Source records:
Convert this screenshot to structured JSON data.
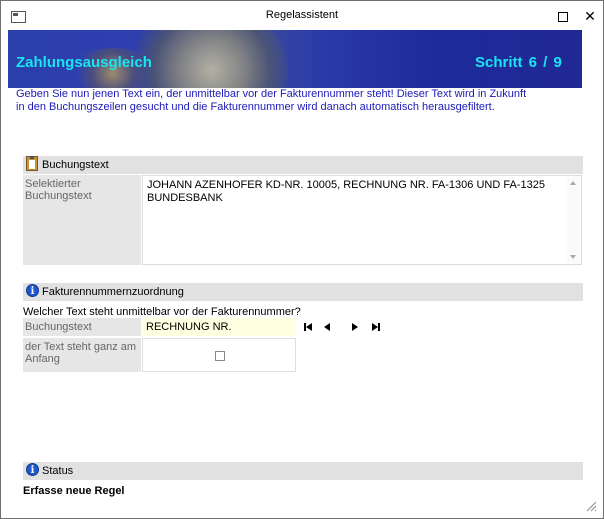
{
  "window": {
    "title": "Regelassistent",
    "maximize_icon": "maximize-icon",
    "close_icon": "close-icon",
    "close_glyph": "✕"
  },
  "banner": {
    "title": "Zahlungsausgleich",
    "step": "Schritt  6 / 9",
    "title_color": "#19e4f2",
    "background_color": "#2a3aa8"
  },
  "instructions": {
    "line1": "Geben Sie nun jenen Text ein, der unmittelbar vor der Fakturennummer steht! Dieser Text wird in Zukunft",
    "line2": "in den Buchungszeilen gesucht und die Fakturennummer wird danach automatisch herausgefiltert.",
    "color": "#1c1ab8"
  },
  "buchungstext_section": {
    "header": "Buchungstext",
    "icon": "clipboard-icon",
    "label": "Selektierter Buchungstext",
    "text_line1": "JOHANN AZENHOFER KD-NR. 10005,  RECHNUNG NR. FA-1306 UND FA-1325",
    "text_line2": "BUNDESBANK"
  },
  "faktura_section": {
    "header": "Fakturennummernzuordnung",
    "icon": "info-icon",
    "question": "Welcher Text steht unmittelbar vor der Fakturennummer?",
    "field_label": "Buchungstext",
    "field_value": "RECHNUNG NR.",
    "field_bg_color": "#ffffe1",
    "checkbox_label": "der Text steht ganz am Anfang",
    "checkbox_checked": false,
    "nav_buttons": [
      "first-icon",
      "previous-icon",
      "next-icon",
      "last-icon"
    ]
  },
  "status_section": {
    "header": "Status",
    "icon": "info-icon",
    "text": "Erfasse neue Regel"
  },
  "colors": {
    "section_header_bg": "#e1e1e1",
    "label_bg": "#e6e6e6"
  }
}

WRITTEN TASK: Leave the pictures out and output the rest of the listing exactly.

EXERCISE OUTPUT:
Convert this screenshot to structured JSON data.
{
  "window": {
    "title": "Regelassistent",
    "maximize_icon": "maximize-icon",
    "close_icon": "close-icon",
    "close_glyph": "✕"
  },
  "banner": {
    "title": "Zahlungsausgleich",
    "step": "Schritt  6 / 9",
    "title_color": "#19e4f2",
    "background_color": "#2a3aa8"
  },
  "instructions": {
    "line1": "Geben Sie nun jenen Text ein, der unmittelbar vor der Fakturennummer steht! Dieser Text wird in Zukunft",
    "line2": "in den Buchungszeilen gesucht und die Fakturennummer wird danach automatisch herausgefiltert.",
    "color": "#1c1ab8"
  },
  "buchungstext_section": {
    "header": "Buchungstext",
    "icon": "clipboard-icon",
    "label": "Selektierter Buchungstext",
    "text_line1": "JOHANN AZENHOFER KD-NR. 10005,  RECHNUNG NR. FA-1306 UND FA-1325",
    "text_line2": "BUNDESBANK"
  },
  "faktura_section": {
    "header": "Fakturennummernzuordnung",
    "icon": "info-icon",
    "question": "Welcher Text steht unmittelbar vor der Fakturennummer?",
    "field_label": "Buchungstext",
    "field_value": "RECHNUNG NR.",
    "field_bg_color": "#ffffe1",
    "checkbox_label": "der Text steht ganz am Anfang",
    "checkbox_checked": false,
    "nav_buttons": [
      "first-icon",
      "previous-icon",
      "next-icon",
      "last-icon"
    ]
  },
  "status_section": {
    "header": "Status",
    "icon": "info-icon",
    "text": "Erfasse neue Regel"
  },
  "colors": {
    "section_header_bg": "#e1e1e1",
    "label_bg": "#e6e6e6"
  }
}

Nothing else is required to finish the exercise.